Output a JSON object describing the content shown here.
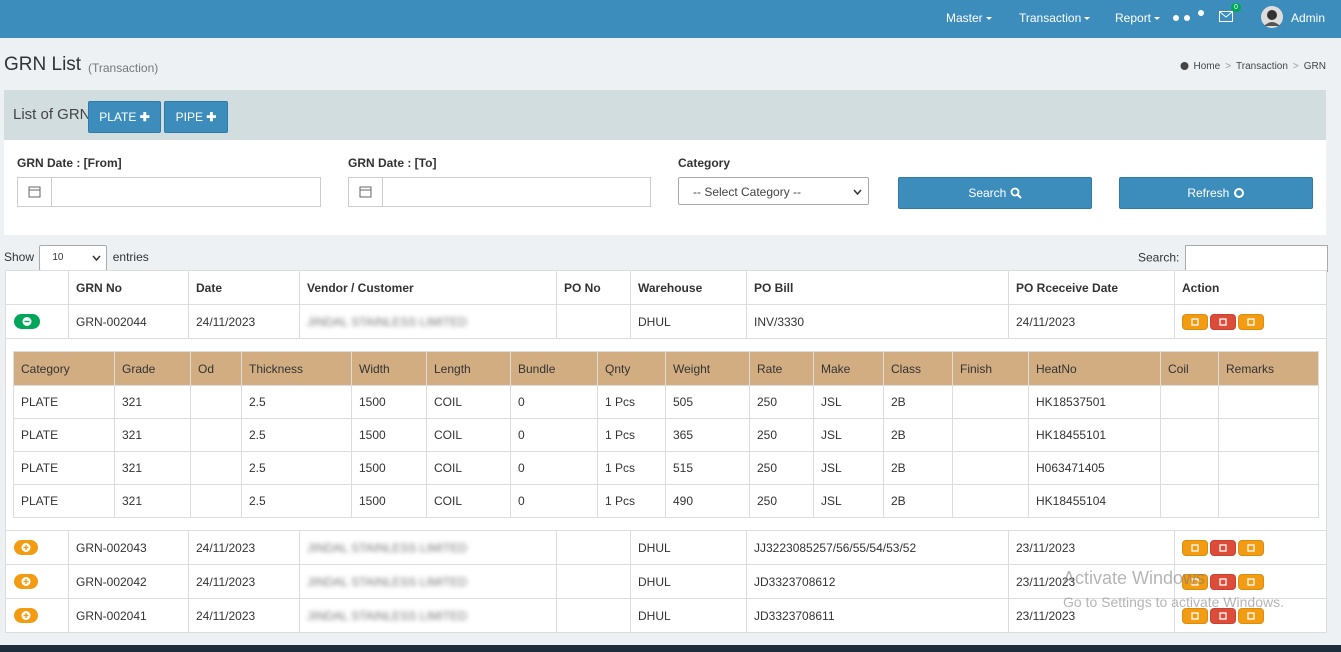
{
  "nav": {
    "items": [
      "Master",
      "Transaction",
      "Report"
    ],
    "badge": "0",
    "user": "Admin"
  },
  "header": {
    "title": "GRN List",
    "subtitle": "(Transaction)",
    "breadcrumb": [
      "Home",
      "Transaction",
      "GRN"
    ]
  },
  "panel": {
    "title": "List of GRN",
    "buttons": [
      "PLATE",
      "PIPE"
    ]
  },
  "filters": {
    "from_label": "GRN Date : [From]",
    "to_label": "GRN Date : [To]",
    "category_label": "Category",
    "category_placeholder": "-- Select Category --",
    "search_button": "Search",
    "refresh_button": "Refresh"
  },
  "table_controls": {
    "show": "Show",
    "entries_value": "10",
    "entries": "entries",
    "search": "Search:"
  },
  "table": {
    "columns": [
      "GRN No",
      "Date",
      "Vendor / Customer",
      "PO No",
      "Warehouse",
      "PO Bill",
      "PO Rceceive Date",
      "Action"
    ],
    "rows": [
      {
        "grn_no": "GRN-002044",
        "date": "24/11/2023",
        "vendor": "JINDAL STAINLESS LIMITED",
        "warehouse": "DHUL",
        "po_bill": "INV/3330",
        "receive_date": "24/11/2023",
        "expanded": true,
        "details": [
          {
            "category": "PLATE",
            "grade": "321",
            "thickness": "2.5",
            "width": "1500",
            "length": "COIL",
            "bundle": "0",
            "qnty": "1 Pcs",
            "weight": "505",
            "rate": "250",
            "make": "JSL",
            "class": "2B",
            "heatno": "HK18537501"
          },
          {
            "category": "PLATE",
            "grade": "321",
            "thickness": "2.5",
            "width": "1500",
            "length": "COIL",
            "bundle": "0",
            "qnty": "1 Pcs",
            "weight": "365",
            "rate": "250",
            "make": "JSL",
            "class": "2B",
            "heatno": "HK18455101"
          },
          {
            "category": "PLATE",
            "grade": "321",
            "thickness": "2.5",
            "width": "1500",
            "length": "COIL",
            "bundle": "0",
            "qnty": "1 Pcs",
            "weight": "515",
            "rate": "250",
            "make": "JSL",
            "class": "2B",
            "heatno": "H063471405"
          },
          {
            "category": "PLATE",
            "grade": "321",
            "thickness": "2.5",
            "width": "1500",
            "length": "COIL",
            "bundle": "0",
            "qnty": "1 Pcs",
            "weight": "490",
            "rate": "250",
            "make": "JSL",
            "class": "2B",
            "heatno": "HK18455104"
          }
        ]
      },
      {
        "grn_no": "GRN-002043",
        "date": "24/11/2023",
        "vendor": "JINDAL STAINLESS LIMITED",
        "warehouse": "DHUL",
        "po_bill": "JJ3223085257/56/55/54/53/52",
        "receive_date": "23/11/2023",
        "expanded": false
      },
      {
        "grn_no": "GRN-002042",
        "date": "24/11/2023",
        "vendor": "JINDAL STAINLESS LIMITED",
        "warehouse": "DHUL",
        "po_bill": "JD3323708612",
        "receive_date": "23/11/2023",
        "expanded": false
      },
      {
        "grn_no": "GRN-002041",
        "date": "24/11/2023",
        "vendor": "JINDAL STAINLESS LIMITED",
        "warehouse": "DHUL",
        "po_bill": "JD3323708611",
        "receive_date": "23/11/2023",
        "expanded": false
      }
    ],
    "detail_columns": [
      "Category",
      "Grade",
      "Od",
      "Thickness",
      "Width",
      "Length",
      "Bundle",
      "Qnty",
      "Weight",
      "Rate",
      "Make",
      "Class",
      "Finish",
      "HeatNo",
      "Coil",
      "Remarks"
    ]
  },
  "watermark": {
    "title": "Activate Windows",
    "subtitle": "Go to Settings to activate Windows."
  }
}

○ ○ ○ ○ ○

• [Aim]:
Restate the whole listing above exactly, except for its images.

• [The result]:
Output a JSON object describing the content shown here.
{
  "nav": {
    "items": [
      "Master",
      "Transaction",
      "Report"
    ],
    "badge": "0",
    "user": "Admin"
  },
  "header": {
    "title": "GRN List",
    "subtitle": "(Transaction)",
    "breadcrumb": [
      "Home",
      "Transaction",
      "GRN"
    ]
  },
  "panel": {
    "title": "List of GRN",
    "buttons": [
      "PLATE",
      "PIPE"
    ]
  },
  "filters": {
    "from_label": "GRN Date : [From]",
    "to_label": "GRN Date : [To]",
    "category_label": "Category",
    "category_placeholder": "-- Select Category --",
    "search_button": "Search",
    "refresh_button": "Refresh"
  },
  "table_controls": {
    "show": "Show",
    "entries_value": "10",
    "entries": "entries",
    "search": "Search:"
  },
  "table": {
    "columns": [
      "GRN No",
      "Date",
      "Vendor / Customer",
      "PO No",
      "Warehouse",
      "PO Bill",
      "PO Rceceive Date",
      "Action"
    ],
    "rows": [
      {
        "grn_no": "GRN-002044",
        "date": "24/11/2023",
        "vendor": "JINDAL STAINLESS LIMITED",
        "warehouse": "DHUL",
        "po_bill": "INV/3330",
        "receive_date": "24/11/2023",
        "expanded": true,
        "details": [
          {
            "category": "PLATE",
            "grade": "321",
            "thickness": "2.5",
            "width": "1500",
            "length": "COIL",
            "bundle": "0",
            "qnty": "1 Pcs",
            "weight": "505",
            "rate": "250",
            "make": "JSL",
            "class": "2B",
            "heatno": "HK18537501"
          },
          {
            "category": "PLATE",
            "grade": "321",
            "thickness": "2.5",
            "width": "1500",
            "length": "COIL",
            "bundle": "0",
            "qnty": "1 Pcs",
            "weight": "365",
            "rate": "250",
            "make": "JSL",
            "class": "2B",
            "heatno": "HK18455101"
          },
          {
            "category": "PLATE",
            "grade": "321",
            "thickness": "2.5",
            "width": "1500",
            "length": "COIL",
            "bundle": "0",
            "qnty": "1 Pcs",
            "weight": "515",
            "rate": "250",
            "make": "JSL",
            "class": "2B",
            "heatno": "H063471405"
          },
          {
            "category": "PLATE",
            "grade": "321",
            "thickness": "2.5",
            "width": "1500",
            "length": "COIL",
            "bundle": "0",
            "qnty": "1 Pcs",
            "weight": "490",
            "rate": "250",
            "make": "JSL",
            "class": "2B",
            "heatno": "HK18455104"
          }
        ]
      },
      {
        "grn_no": "GRN-002043",
        "date": "24/11/2023",
        "vendor": "JINDAL STAINLESS LIMITED",
        "warehouse": "DHUL",
        "po_bill": "JJ3223085257/56/55/54/53/52",
        "receive_date": "23/11/2023",
        "expanded": false
      },
      {
        "grn_no": "GRN-002042",
        "date": "24/11/2023",
        "vendor": "JINDAL STAINLESS LIMITED",
        "warehouse": "DHUL",
        "po_bill": "JD3323708612",
        "receive_date": "23/11/2023",
        "expanded": false
      },
      {
        "grn_no": "GRN-002041",
        "date": "24/11/2023",
        "vendor": "JINDAL STAINLESS LIMITED",
        "warehouse": "DHUL",
        "po_bill": "JD3323708611",
        "receive_date": "23/11/2023",
        "expanded": false
      }
    ],
    "detail_columns": [
      "Category",
      "Grade",
      "Od",
      "Thickness",
      "Width",
      "Length",
      "Bundle",
      "Qnty",
      "Weight",
      "Rate",
      "Make",
      "Class",
      "Finish",
      "HeatNo",
      "Coil",
      "Remarks"
    ]
  },
  "watermark": {
    "title": "Activate Windows",
    "subtitle": "Go to Settings to activate Windows."
  }
}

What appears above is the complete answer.